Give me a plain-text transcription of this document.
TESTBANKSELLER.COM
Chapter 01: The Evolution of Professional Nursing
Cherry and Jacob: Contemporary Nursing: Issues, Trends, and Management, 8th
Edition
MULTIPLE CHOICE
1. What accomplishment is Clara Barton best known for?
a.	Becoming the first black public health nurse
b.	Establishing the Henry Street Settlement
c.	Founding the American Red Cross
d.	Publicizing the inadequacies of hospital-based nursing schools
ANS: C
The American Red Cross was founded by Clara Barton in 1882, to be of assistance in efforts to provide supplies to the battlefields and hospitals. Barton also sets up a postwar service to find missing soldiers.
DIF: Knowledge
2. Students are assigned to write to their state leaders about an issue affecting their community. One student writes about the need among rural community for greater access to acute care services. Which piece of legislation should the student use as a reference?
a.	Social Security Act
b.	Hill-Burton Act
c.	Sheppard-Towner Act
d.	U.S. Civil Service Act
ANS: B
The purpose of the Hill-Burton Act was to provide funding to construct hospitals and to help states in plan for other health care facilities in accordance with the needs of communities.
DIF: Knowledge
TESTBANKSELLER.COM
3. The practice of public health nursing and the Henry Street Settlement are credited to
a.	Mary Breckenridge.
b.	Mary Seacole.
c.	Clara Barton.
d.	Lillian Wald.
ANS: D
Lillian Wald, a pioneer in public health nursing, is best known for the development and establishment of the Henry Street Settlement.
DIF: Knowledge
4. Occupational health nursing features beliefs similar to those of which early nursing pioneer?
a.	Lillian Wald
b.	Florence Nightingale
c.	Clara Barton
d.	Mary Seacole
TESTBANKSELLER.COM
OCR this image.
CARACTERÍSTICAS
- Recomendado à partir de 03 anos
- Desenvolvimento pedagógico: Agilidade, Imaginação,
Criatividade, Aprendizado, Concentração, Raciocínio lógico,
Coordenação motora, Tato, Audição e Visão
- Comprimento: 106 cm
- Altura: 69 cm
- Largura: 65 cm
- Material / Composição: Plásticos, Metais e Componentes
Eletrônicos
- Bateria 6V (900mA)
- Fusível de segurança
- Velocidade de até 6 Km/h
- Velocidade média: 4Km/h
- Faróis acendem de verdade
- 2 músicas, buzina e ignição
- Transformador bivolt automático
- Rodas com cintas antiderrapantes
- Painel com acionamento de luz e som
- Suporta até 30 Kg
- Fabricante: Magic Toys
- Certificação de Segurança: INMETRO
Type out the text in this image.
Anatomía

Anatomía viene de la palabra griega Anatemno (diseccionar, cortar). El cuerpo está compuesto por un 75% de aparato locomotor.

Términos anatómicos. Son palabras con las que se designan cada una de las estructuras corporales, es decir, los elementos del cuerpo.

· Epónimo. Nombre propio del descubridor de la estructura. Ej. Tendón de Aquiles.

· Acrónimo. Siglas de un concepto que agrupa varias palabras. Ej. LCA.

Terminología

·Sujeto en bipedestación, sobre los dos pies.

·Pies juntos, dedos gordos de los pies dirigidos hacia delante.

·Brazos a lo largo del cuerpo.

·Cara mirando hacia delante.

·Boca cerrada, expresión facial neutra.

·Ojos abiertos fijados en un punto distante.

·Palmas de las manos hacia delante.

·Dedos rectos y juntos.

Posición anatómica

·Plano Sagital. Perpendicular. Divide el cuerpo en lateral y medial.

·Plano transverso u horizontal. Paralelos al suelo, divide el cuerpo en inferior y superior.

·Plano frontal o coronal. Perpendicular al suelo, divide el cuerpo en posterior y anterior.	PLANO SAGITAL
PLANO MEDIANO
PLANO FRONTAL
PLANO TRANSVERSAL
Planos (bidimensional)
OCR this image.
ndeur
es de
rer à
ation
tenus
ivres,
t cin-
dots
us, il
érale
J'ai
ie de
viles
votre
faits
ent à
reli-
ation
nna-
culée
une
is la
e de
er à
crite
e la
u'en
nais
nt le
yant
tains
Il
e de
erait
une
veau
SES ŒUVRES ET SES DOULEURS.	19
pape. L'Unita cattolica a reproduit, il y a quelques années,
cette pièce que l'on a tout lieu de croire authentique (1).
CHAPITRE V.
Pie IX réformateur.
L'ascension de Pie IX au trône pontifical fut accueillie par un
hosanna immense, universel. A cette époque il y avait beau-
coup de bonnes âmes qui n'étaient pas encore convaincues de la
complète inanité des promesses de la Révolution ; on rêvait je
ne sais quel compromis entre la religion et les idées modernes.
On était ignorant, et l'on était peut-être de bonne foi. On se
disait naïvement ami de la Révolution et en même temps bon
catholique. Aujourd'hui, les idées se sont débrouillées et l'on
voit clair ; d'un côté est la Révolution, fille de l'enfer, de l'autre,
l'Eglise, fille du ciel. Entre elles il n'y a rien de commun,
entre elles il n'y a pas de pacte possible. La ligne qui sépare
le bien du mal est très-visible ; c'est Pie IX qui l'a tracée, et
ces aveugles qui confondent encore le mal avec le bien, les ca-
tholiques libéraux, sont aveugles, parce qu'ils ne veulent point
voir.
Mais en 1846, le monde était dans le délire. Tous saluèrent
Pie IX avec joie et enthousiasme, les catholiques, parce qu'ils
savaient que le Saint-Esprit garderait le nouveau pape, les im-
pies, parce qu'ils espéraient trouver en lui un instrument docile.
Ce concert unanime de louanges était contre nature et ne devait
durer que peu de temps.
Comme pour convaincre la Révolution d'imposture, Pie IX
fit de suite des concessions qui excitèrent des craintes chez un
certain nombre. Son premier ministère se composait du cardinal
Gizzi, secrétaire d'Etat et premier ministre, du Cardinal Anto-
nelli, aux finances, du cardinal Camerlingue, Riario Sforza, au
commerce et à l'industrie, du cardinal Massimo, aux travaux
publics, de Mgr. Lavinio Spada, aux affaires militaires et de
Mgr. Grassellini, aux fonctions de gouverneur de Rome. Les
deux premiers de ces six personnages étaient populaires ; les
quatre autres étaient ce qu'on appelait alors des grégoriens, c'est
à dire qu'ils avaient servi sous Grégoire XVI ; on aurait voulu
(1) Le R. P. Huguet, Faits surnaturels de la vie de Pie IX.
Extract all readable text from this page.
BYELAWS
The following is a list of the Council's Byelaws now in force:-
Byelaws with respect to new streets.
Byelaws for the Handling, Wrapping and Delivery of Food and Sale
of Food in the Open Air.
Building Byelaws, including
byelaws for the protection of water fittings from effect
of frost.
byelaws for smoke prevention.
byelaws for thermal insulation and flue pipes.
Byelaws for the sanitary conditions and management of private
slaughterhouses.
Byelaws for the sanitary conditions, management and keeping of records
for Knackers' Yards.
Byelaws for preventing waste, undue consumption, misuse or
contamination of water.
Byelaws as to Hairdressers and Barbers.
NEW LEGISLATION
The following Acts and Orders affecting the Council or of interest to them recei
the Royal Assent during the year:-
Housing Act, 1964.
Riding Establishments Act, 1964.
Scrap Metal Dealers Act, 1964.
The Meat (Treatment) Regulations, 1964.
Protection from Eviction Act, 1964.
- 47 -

_AIM_. Faithfully copy every entry, leaving nothing out.

_WRITTEN ANSWER_.
Give me a plain-text transcription of this document.
TESTBANKSELLER.COM
Chapter 01: The Evolution of Professional Nursing
Cherry and Jacob: Contemporary Nursing: Issues, Trends, and Management, 8th
Edition
MULTIPLE CHOICE
1. What accomplishment is Clara Barton best known for?
a.	Becoming the first black public health nurse
b.	Establishing the Henry Street Settlement
c.	Founding the American Red Cross
d.	Publicizing the inadequacies of hospital-based nursing schools
ANS: C
The American Red Cross was founded by Clara Barton in 1882, to be of assistance in efforts to provide supplies to the battlefields and hospitals. Barton also sets up a postwar service to find missing soldiers.
DIF: Knowledge
2. Students are assigned to write to their state leaders about an issue affecting their community. One student writes about the need among rural community for greater access to acute care services. Which piece of legislation should the student use as a reference?
a.	Social Security Act
b.	Hill-Burton Act
c.	Sheppard-Towner Act
d.	U.S. Civil Service Act
ANS: B
The purpose of the Hill-Burton Act was to provide funding to construct hospitals and to help states in plan for other health care facilities in accordance with the needs of communities.
DIF: Knowledge
TESTBANKSELLER.COM
3. The practice of public health nursing and the Henry Street Settlement are credited to
a.	Mary Breckenridge.
b.	Mary Seacole.
c.	Clara Barton.
d.	Lillian Wald.
ANS: D
Lillian Wald, a pioneer in public health nursing, is best known for the development and establishment of the Henry Street Settlement.
DIF: Knowledge
4. Occupational health nursing features beliefs similar to those of which early nursing pioneer?
a.	Lillian Wald
b.	Florence Nightingale
c.	Clara Barton
d.	Mary Seacole
TESTBANKSELLER.COM
OCR this image.
CARACTERÍSTICAS
- Recomendado à partir de 03 anos
- Desenvolvimento pedagógico: Agilidade, Imaginação,
Criatividade, Aprendizado, Concentração, Raciocínio lógico,
Coordenação motora, Tato, Audição e Visão
- Comprimento: 106 cm
- Altura: 69 cm
- Largura: 65 cm
- Material / Composição: Plásticos, Metais e Componentes
Eletrônicos
- Bateria 6V (900mA)
- Fusível de segurança
- Velocidade de até 6 Km/h
- Velocidade média: 4Km/h
- Faróis acendem de verdade
- 2 músicas, buzina e ignição
- Transformador bivolt automático
- Rodas com cintas antiderrapantes
- Painel com acionamento de luz e som
- Suporta até 30 Kg
- Fabricante: Magic Toys
- Certificação de Segurança: INMETRO
Type out the text in this image.
Anatomía

Anatomía viene de la palabra griega Anatemno (diseccionar, cortar). El cuerpo está compuesto por un 75% de aparato locomotor.

Términos anatómicos. Son palabras con las que se designan cada una de las estructuras corporales, es decir, los elementos del cuerpo.

· Epónimo. Nombre propio del descubridor de la estructura. Ej. Tendón de Aquiles.

· Acrónimo. Siglas de un concepto que agrupa varias palabras. Ej. LCA.

Terminología

·Sujeto en bipedestación, sobre los dos pies.

·Pies juntos, dedos gordos de los pies dirigidos hacia delante.

·Brazos a lo largo del cuerpo.

·Cara mirando hacia delante.

·Boca cerrada, expresión facial neutra.

·Ojos abiertos fijados en un punto distante.

·Palmas de las manos hacia delante.

·Dedos rectos y juntos.

Posición anatómica

·Plano Sagital. Perpendicular. Divide el cuerpo en lateral y medial.

·Plano transverso u horizontal. Paralelos al suelo, divide el cuerpo en inferior y superior.

·Plano frontal o coronal. Perpendicular al suelo, divide el cuerpo en posterior y anterior.	PLANO SAGITAL
PLANO MEDIANO
PLANO FRONTAL
PLANO TRANSVERSAL
Planos (bidimensional)
OCR this image.
ndeur
es de
rer à
ation
tenus
ivres,
t cin-
dots
us, il
érale
J'ai
ie de
viles
votre
faits
ent à
reli-
ation
nna-
culée
une
is la
e de
er à
crite
e la
u'en
nais
nt le
yant
tains
Il
e de
erait
une
veau
SES ŒUVRES ET SES DOULEURS.	19
pape. L'Unita cattolica a reproduit, il y a quelques années,
cette pièce que l'on a tout lieu de croire authentique (1).
CHAPITRE V.
Pie IX réformateur.
L'ascension de Pie IX au trône pontifical fut accueillie par un
hosanna immense, universel. A cette époque il y avait beau-
coup de bonnes âmes qui n'étaient pas encore convaincues de la
complète inanité des promesses de la Révolution ; on rêvait je
ne sais quel compromis entre la religion et les idées modernes.
On était ignorant, et l'on était peut-être de bonne foi. On se
disait naïvement ami de la Révolution et en même temps bon
catholique. Aujourd'hui, les idées se sont débrouillées et l'on
voit clair ; d'un côté est la Révolution, fille de l'enfer, de l'autre,
l'Eglise, fille du ciel. Entre elles il n'y a rien de commun,
entre elles il n'y a pas de pacte possible. La ligne qui sépare
le bien du mal est très-visible ; c'est Pie IX qui l'a tracée, et
ces aveugles qui confondent encore le mal avec le bien, les ca-
tholiques libéraux, sont aveugles, parce qu'ils ne veulent point
voir.
Mais en 1846, le monde était dans le délire. Tous saluèrent
Pie IX avec joie et enthousiasme, les catholiques, parce qu'ils
savaient que le Saint-Esprit garderait le nouveau pape, les im-
pies, parce qu'ils espéraient trouver en lui un instrument docile.
Ce concert unanime de louanges était contre nature et ne devait
durer que peu de temps.
Comme pour convaincre la Révolution d'imposture, Pie IX
fit de suite des concessions qui excitèrent des craintes chez un
certain nombre. Son premier ministère se composait du cardinal
Gizzi, secrétaire d'Etat et premier ministre, du Cardinal Anto-
nelli, aux finances, du cardinal Camerlingue, Riario Sforza, au
commerce et à l'industrie, du cardinal Massimo, aux travaux
publics, de Mgr. Lavinio Spada, aux affaires militaires et de
Mgr. Grassellini, aux fonctions de gouverneur de Rome. Les
deux premiers de ces six personnages étaient populaires ; les
quatre autres étaient ce qu'on appelait alors des grégoriens, c'est
à dire qu'ils avaient servi sous Grégoire XVI ; on aurait voulu
(1) Le R. P. Huguet, Faits surnaturels de la vie de Pie IX.
Extract all readable text from this page.
BYELAWS
The following is a list of the Council's Byelaws now in force:-
Byelaws with respect to new streets.
Byelaws for the Handling, Wrapping and Delivery of Food and Sale
of Food in the Open Air.
Building Byelaws, including
byelaws for the protection of water fittings from effect
of frost.
byelaws for smoke prevention.
byelaws for thermal insulation and flue pipes.
Byelaws for the sanitary conditions and management of private
slaughterhouses.
Byelaws for the sanitary conditions, management and keeping of records
for Knackers' Yards.
Byelaws for preventing waste, undue consumption, misuse or
contamination of water.
Byelaws as to Hairdressers and Barbers.
NEW LEGISLATION
The following Acts and Orders affecting the Council or of interest to them recei
the Royal Assent during the year:-
Housing Act, 1964.
Riding Establishments Act, 1964.
Scrap Metal Dealers Act, 1964.
The Meat (Treatment) Regulations, 1964.
Protection from Eviction Act, 1964.
- 47 -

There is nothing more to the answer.